** start of MATERIALS PROVIDED **
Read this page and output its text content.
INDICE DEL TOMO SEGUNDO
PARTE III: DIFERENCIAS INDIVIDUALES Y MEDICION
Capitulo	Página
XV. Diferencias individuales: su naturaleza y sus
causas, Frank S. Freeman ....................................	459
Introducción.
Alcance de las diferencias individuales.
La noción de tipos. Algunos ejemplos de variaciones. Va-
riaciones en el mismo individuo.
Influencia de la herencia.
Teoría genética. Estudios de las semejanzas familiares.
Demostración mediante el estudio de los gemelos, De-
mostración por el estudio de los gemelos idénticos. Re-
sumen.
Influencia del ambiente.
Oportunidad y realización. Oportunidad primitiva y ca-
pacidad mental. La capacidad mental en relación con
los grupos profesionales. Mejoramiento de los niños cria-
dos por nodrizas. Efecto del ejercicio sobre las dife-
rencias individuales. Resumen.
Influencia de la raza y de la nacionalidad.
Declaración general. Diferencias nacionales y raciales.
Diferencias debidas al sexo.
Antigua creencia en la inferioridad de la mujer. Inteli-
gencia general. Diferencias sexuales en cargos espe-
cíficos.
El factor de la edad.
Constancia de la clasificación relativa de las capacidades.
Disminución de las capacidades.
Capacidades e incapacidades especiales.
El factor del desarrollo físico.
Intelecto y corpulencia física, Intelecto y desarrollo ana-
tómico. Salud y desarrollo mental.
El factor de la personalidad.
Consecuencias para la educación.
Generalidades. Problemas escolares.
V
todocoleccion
** end of MATERIALS PROVIDED **
* **WHAT THIS TASK INVOLVES**
List every line above that holds the word "gemelos".

* **FULL SOLUTION**
Demostración mediante el estudio de los gemelos, De-
mostración por el estudio de los gemelos idénticos. Re-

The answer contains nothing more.